Problem description :: Extract the complete listing and repeat it word for word.
===============
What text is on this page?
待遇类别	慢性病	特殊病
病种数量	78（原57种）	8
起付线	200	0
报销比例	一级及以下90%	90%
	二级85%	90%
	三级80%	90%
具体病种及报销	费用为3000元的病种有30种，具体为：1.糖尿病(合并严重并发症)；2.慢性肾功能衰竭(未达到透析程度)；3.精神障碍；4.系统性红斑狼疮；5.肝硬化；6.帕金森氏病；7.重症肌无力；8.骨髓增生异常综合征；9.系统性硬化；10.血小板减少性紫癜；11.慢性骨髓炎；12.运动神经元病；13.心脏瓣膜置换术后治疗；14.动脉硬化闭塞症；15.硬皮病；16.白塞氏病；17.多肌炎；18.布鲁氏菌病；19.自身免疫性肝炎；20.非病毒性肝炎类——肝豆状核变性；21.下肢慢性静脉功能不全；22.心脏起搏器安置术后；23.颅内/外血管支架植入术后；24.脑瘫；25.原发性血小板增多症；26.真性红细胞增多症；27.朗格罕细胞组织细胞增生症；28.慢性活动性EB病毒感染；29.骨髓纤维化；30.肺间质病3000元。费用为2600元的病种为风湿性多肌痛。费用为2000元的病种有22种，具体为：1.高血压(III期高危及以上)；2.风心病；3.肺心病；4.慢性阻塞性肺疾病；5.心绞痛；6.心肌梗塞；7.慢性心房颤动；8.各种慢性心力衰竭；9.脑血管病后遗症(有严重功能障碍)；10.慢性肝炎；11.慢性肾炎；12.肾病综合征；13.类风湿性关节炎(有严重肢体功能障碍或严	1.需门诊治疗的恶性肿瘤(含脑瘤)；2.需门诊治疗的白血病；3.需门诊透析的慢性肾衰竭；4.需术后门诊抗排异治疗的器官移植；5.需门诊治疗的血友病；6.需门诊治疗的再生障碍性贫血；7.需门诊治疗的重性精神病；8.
===============
The completed task ::
What text is on this page?
待遇类别	慢性病	特殊病
病种数量	78（原57种）	8
起付线	200	0
报销比例	一级及以下90%	90%
	二级85%	90%
	三级80%	90%
具体病种及报销	费用为3000元的病种有30种，具体为：1.糖尿病(合并严重并发症)；2.慢性肾功能衰竭(未达到透析程度)；3.精神障碍；4.系统性红斑狼疮；5.肝硬化；6.帕金森氏病；7.重症肌无力；8.骨髓增生异常综合征；9.系统性硬化；10.血小板减少性紫癜；11.慢性骨髓炎；12.运动神经元病；13.心脏瓣膜置换术后治疗；14.动脉硬化闭塞症；15.硬皮病；16.白塞氏病；17.多肌炎；18.布鲁氏菌病；19.自身免疫性肝炎；20.非病毒性肝炎类——肝豆状核变性；21.下肢慢性静脉功能不全；22.心脏起搏器安置术后；23.颅内/外血管支架植入术后；24.脑瘫；25.原发性血小板增多症；26.真性红细胞增多症；27.朗格罕细胞组织细胞增生症；28.慢性活动性EB病毒感染；29.骨髓纤维化；30.肺间质病3000元。费用为2600元的病种为风湿性多肌痛。费用为2000元的病种有22种，具体为：1.高血压(III期高危及以上)；2.风心病；3.肺心病；4.慢性阻塞性肺疾病；5.心绞痛；6.心肌梗塞；7.慢性心房颤动；8.各种慢性心力衰竭；9.脑血管病后遗症(有严重功能障碍)；10.慢性肝炎；11.慢性肾炎；12.肾病综合征；13.类风湿性关节炎(有严重肢体功能障碍或严	1.需门诊治疗的恶性肿瘤(含脑瘤)；2.需门诊治疗的白血病；3.需门诊透析的慢性肾衰竭；4.需术后门诊抗排异治疗的器官移植；5.需门诊治疗的血友病；6.需门诊治疗的再生障碍性贫血；7.需门诊治疗的重性精神病；8.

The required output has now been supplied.